Material for this exercise:
┌──
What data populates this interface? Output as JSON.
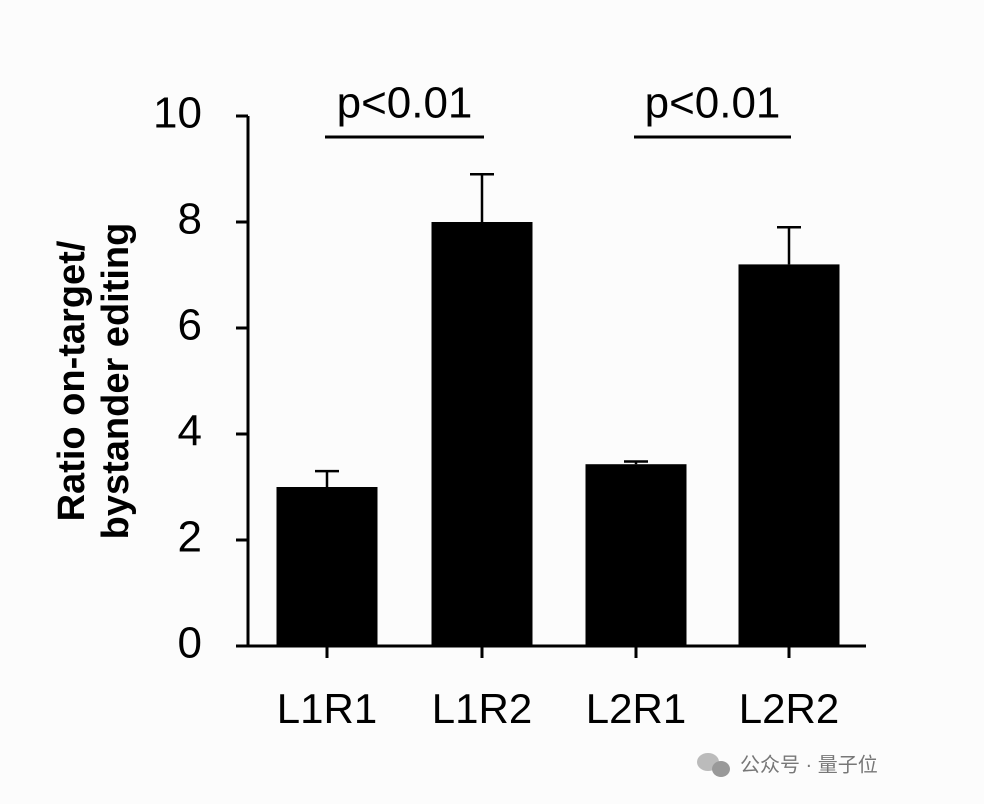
{
  "chart_data": {
    "type": "bar",
    "y_label": [
      "Ratio on-target/",
      "bystander editing"
    ],
    "categories": [
      "L1R1",
      "L1R2",
      "L2R1",
      "L2R2"
    ],
    "values": [
      3.0,
      8.0,
      3.43,
      7.2
    ],
    "errors": [
      0.3,
      0.9,
      0.05,
      0.7
    ],
    "color": "#000000",
    "ylim": [
      0,
      10
    ],
    "yticks": [
      0,
      2,
      4,
      6,
      8,
      10
    ],
    "annotations": [
      "p<0.01",
      "p<0.01"
    ],
    "watermark": "公众号 · 量子位"
  }
}
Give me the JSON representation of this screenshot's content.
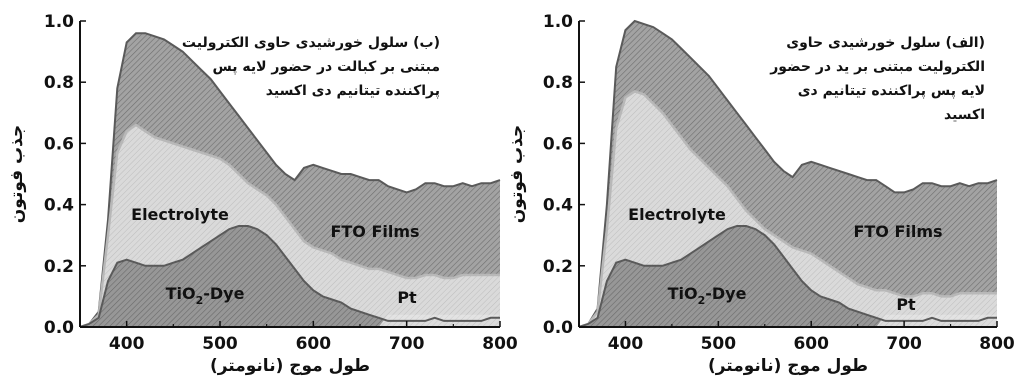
{
  "chart_data": [
    {
      "type": "area",
      "panel": "left",
      "caption": [
        "(ب) سلول خورشیدی حاوی الکترولیت",
        "مبتنی بر کبالت در حضور لایه پس",
        "پراکننده تیتانیم دی اکسید"
      ],
      "xlabel": "طول موج (نانومتر)",
      "ylabel": "جذب فوتون",
      "xlim": [
        350,
        800
      ],
      "ylim": [
        0,
        1.0
      ],
      "xticks": [
        "400",
        "500",
        "600",
        "700",
        "800"
      ],
      "yticks": [
        "0.0",
        "0.2",
        "0.4",
        "0.6",
        "0.8",
        "1.0"
      ],
      "region_labels": [
        {
          "key": "electrolyte",
          "text": "Electrolyte"
        },
        {
          "key": "fto",
          "text": "FTO Films"
        },
        {
          "key": "tio2",
          "text": "TiO",
          "sub": "2",
          "tail": "-Dye"
        },
        {
          "key": "pt",
          "text": "Pt"
        }
      ],
      "series": [
        {
          "key": "total",
          "x": [
            350,
            360,
            370,
            380,
            390,
            400,
            410,
            420,
            430,
            440,
            450,
            460,
            470,
            480,
            490,
            500,
            510,
            520,
            530,
            540,
            550,
            560,
            570,
            580,
            590,
            600,
            610,
            620,
            630,
            640,
            650,
            660,
            670,
            680,
            690,
            700,
            710,
            720,
            730,
            740,
            750,
            760,
            770,
            780,
            790,
            800
          ],
          "values": [
            0.0,
            0.01,
            0.05,
            0.35,
            0.78,
            0.93,
            0.96,
            0.96,
            0.95,
            0.94,
            0.92,
            0.9,
            0.87,
            0.84,
            0.81,
            0.77,
            0.73,
            0.69,
            0.65,
            0.61,
            0.57,
            0.53,
            0.5,
            0.48,
            0.52,
            0.53,
            0.52,
            0.51,
            0.5,
            0.5,
            0.49,
            0.48,
            0.48,
            0.46,
            0.45,
            0.44,
            0.45,
            0.47,
            0.47,
            0.46,
            0.46,
            0.47,
            0.46,
            0.47,
            0.47,
            0.48
          ]
        },
        {
          "key": "electrolyte_top",
          "x": [
            350,
            360,
            370,
            380,
            390,
            400,
            410,
            420,
            430,
            440,
            450,
            460,
            470,
            480,
            490,
            500,
            510,
            520,
            530,
            540,
            550,
            560,
            570,
            580,
            590,
            600,
            610,
            620,
            630,
            640,
            650,
            660,
            670,
            680,
            690,
            700,
            710,
            720,
            730,
            740,
            750,
            760,
            770,
            780,
            790,
            800
          ],
          "values": [
            0.0,
            0.01,
            0.04,
            0.3,
            0.57,
            0.64,
            0.66,
            0.64,
            0.62,
            0.61,
            0.6,
            0.59,
            0.58,
            0.57,
            0.56,
            0.55,
            0.53,
            0.5,
            0.47,
            0.45,
            0.43,
            0.4,
            0.36,
            0.32,
            0.28,
            0.26,
            0.25,
            0.24,
            0.22,
            0.21,
            0.2,
            0.19,
            0.19,
            0.18,
            0.17,
            0.16,
            0.16,
            0.17,
            0.17,
            0.16,
            0.16,
            0.17,
            0.17,
            0.17,
            0.17,
            0.17
          ]
        },
        {
          "key": "dye_top",
          "x": [
            350,
            360,
            370,
            380,
            390,
            400,
            410,
            420,
            430,
            440,
            450,
            460,
            470,
            480,
            490,
            500,
            510,
            520,
            530,
            540,
            550,
            560,
            570,
            580,
            590,
            600,
            610,
            620,
            630,
            640,
            650,
            660,
            670,
            680,
            690,
            700,
            710,
            720,
            730,
            740,
            750,
            760,
            770,
            780,
            790,
            800
          ],
          "values": [
            0.0,
            0.01,
            0.03,
            0.15,
            0.21,
            0.22,
            0.21,
            0.2,
            0.2,
            0.2,
            0.21,
            0.22,
            0.24,
            0.26,
            0.28,
            0.3,
            0.32,
            0.33,
            0.33,
            0.32,
            0.3,
            0.27,
            0.23,
            0.19,
            0.15,
            0.12,
            0.1,
            0.09,
            0.08,
            0.06,
            0.05,
            0.04,
            0.03,
            0.02,
            0.02,
            0.02,
            0.02,
            0.02,
            0.03,
            0.02,
            0.02,
            0.02,
            0.02,
            0.02,
            0.03,
            0.03
          ]
        }
      ]
    },
    {
      "type": "area",
      "panel": "right",
      "caption": [
        "(الف) سلول خورشیدی حاوی",
        "الکترولیت مبتنی بر ید در حضور",
        "لایه پس پراکننده تیتانیم دی",
        "اکسید"
      ],
      "xlabel": "طول موج (نانومتر)",
      "ylabel": "جذب فوتون",
      "xlim": [
        350,
        800
      ],
      "ylim": [
        0,
        1.0
      ],
      "xticks": [
        "400",
        "500",
        "600",
        "700",
        "800"
      ],
      "yticks": [
        "0.0",
        "0.2",
        "0.4",
        "0.6",
        "0.8",
        "1.0"
      ],
      "region_labels": [
        {
          "key": "electrolyte",
          "text": "Electrolyte"
        },
        {
          "key": "fto",
          "text": "FTO Films"
        },
        {
          "key": "tio2",
          "text": "TiO",
          "sub": "2",
          "tail": "-Dye"
        },
        {
          "key": "pt",
          "text": "Pt"
        }
      ],
      "series": [
        {
          "key": "total",
          "x": [
            350,
            360,
            370,
            380,
            390,
            400,
            410,
            420,
            430,
            440,
            450,
            460,
            470,
            480,
            490,
            500,
            510,
            520,
            530,
            540,
            550,
            560,
            570,
            580,
            590,
            600,
            610,
            620,
            630,
            640,
            650,
            660,
            670,
            680,
            690,
            700,
            710,
            720,
            730,
            740,
            750,
            760,
            770,
            780,
            790,
            800
          ],
          "values": [
            0.0,
            0.01,
            0.06,
            0.4,
            0.85,
            0.97,
            1.0,
            0.99,
            0.98,
            0.96,
            0.94,
            0.91,
            0.88,
            0.85,
            0.82,
            0.78,
            0.74,
            0.7,
            0.66,
            0.62,
            0.58,
            0.54,
            0.51,
            0.49,
            0.53,
            0.54,
            0.53,
            0.52,
            0.51,
            0.5,
            0.49,
            0.48,
            0.48,
            0.46,
            0.44,
            0.44,
            0.45,
            0.47,
            0.47,
            0.46,
            0.46,
            0.47,
            0.46,
            0.47,
            0.47,
            0.48
          ]
        },
        {
          "key": "electrolyte_top",
          "x": [
            350,
            360,
            370,
            380,
            390,
            400,
            410,
            420,
            430,
            440,
            450,
            460,
            470,
            480,
            490,
            500,
            510,
            520,
            530,
            540,
            550,
            560,
            570,
            580,
            590,
            600,
            610,
            620,
            630,
            640,
            650,
            660,
            670,
            680,
            690,
            700,
            710,
            720,
            730,
            740,
            750,
            760,
            770,
            780,
            790,
            800
          ],
          "values": [
            0.0,
            0.01,
            0.05,
            0.32,
            0.65,
            0.75,
            0.77,
            0.76,
            0.73,
            0.7,
            0.66,
            0.62,
            0.58,
            0.55,
            0.52,
            0.49,
            0.46,
            0.42,
            0.38,
            0.35,
            0.32,
            0.3,
            0.28,
            0.26,
            0.25,
            0.24,
            0.22,
            0.2,
            0.18,
            0.16,
            0.14,
            0.13,
            0.12,
            0.12,
            0.11,
            0.1,
            0.1,
            0.11,
            0.11,
            0.1,
            0.1,
            0.11,
            0.11,
            0.11,
            0.11,
            0.11
          ]
        },
        {
          "key": "dye_top",
          "x": [
            350,
            360,
            370,
            380,
            390,
            400,
            410,
            420,
            430,
            440,
            450,
            460,
            470,
            480,
            490,
            500,
            510,
            520,
            530,
            540,
            550,
            560,
            570,
            580,
            590,
            600,
            610,
            620,
            630,
            640,
            650,
            660,
            670,
            680,
            690,
            700,
            710,
            720,
            730,
            740,
            750,
            760,
            770,
            780,
            790,
            800
          ],
          "values": [
            0.0,
            0.01,
            0.03,
            0.15,
            0.21,
            0.22,
            0.21,
            0.2,
            0.2,
            0.2,
            0.21,
            0.22,
            0.24,
            0.26,
            0.28,
            0.3,
            0.32,
            0.33,
            0.33,
            0.32,
            0.3,
            0.27,
            0.23,
            0.19,
            0.15,
            0.12,
            0.1,
            0.09,
            0.08,
            0.06,
            0.05,
            0.04,
            0.03,
            0.02,
            0.02,
            0.02,
            0.02,
            0.02,
            0.03,
            0.02,
            0.02,
            0.02,
            0.02,
            0.02,
            0.03,
            0.03
          ]
        }
      ]
    }
  ],
  "colors": {
    "fto": "#9a9a9a",
    "electrolyte": "#d4d4d4",
    "dye": "#8c8c8c",
    "pt": "#e2e2e2",
    "outline": "#5a5a5a",
    "electrolyte_edge": "#b8b8b8"
  }
}
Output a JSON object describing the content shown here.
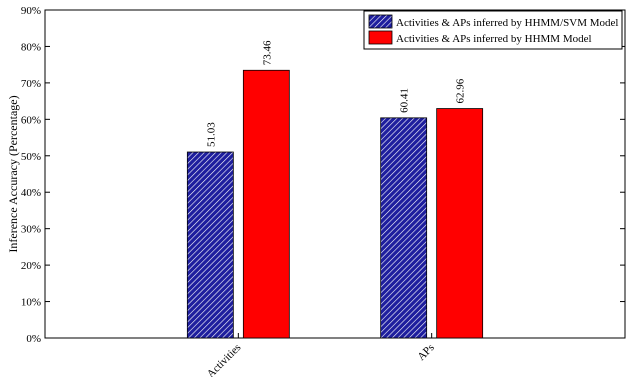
{
  "chart_data": {
    "type": "bar",
    "title": "",
    "xlabel": "",
    "ylabel": "Inference Accuracy (Percentage)",
    "ylim": [
      0,
      90
    ],
    "yticks": [
      "0%",
      "10%",
      "20%",
      "30%",
      "40%",
      "50%",
      "60%",
      "70%",
      "80%",
      "90%"
    ],
    "categories": [
      "Activities",
      "APs"
    ],
    "series": [
      {
        "name": "Activities & APs inferred by HHMM/SVM Model",
        "values": [
          51.03,
          60.41
        ],
        "labels": [
          "51.03",
          "60.41"
        ],
        "color": "#2b2bb8",
        "pattern": "diagonal-hatch"
      },
      {
        "name": "Activities & APs inferred by HHMM Model",
        "values": [
          73.46,
          62.96
        ],
        "labels": [
          "73.46",
          "62.96"
        ],
        "color": "#ff0000",
        "pattern": "solid"
      }
    ],
    "legend": "top-right",
    "grid": false
  }
}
└──
Task instructions:
Wherever "content" shows up in a line, copy that line.

Answer to this exercise:
Give me the JSON representation of this screenshot's content.
Output a JSON object describing the content shown here.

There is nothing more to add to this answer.